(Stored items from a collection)
━━━━

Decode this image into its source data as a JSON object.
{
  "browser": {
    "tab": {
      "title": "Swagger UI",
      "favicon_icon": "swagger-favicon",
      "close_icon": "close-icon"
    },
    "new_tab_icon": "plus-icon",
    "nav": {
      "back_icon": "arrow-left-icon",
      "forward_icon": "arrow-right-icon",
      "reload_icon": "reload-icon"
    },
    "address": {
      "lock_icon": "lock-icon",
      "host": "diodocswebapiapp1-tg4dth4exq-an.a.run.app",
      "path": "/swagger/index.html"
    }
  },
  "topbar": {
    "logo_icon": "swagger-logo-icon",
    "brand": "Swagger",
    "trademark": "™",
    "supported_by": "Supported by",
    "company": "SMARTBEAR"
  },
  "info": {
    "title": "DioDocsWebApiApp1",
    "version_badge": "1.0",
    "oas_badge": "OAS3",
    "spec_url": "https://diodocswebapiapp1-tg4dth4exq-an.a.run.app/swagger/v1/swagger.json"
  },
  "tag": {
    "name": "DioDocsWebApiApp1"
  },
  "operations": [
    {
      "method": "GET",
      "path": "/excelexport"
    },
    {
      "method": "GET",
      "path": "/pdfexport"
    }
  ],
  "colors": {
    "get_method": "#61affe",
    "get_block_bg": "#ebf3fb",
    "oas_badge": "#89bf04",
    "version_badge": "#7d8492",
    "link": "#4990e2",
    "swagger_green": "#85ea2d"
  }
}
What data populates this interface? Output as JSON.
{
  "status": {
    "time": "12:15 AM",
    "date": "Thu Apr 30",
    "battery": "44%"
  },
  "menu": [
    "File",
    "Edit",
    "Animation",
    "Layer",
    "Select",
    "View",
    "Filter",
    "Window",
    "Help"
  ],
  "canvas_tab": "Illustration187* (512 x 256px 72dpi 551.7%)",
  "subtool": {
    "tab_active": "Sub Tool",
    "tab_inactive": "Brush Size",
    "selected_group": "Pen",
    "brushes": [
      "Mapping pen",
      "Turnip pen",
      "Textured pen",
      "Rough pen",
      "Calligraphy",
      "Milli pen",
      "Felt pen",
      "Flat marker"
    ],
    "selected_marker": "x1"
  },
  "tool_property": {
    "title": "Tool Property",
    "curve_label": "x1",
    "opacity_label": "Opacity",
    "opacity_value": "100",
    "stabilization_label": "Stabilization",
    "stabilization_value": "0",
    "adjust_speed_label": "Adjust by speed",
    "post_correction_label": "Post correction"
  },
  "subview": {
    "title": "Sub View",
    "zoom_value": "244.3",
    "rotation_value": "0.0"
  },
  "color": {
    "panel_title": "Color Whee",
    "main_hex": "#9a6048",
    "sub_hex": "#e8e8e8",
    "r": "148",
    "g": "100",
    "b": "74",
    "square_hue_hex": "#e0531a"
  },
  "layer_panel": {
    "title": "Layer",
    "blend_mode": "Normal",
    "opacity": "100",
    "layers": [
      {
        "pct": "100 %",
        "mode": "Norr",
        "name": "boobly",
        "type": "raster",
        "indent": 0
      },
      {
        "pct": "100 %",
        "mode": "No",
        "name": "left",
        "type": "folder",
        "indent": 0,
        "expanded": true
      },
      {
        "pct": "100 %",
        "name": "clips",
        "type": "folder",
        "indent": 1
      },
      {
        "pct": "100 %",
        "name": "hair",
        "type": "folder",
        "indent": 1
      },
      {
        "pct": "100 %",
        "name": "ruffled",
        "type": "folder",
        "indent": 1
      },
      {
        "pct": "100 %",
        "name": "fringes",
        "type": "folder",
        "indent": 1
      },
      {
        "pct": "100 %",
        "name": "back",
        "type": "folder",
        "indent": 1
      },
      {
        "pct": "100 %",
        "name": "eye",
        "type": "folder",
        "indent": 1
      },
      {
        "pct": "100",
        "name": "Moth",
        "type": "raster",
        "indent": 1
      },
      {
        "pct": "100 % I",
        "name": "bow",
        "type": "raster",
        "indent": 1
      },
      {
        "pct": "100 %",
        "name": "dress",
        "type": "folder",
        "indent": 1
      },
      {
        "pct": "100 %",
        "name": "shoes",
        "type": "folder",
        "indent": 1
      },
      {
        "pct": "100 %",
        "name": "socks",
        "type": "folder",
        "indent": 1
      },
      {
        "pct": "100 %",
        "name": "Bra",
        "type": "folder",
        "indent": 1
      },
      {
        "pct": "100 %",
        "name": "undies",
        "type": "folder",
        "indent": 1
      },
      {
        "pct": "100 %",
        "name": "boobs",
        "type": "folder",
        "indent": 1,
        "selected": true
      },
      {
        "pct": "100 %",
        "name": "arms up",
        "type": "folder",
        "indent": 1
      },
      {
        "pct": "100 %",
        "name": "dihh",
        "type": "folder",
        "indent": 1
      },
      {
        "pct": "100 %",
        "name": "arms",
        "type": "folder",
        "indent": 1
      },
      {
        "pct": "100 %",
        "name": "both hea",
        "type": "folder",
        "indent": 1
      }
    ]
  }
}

━━━━

Set problem: All lines in the data that contain the word "arrow" should be copied.

Solution:
      "back_icon": "arrow-left-icon",
      "forward_icon": "arrow-right-icon",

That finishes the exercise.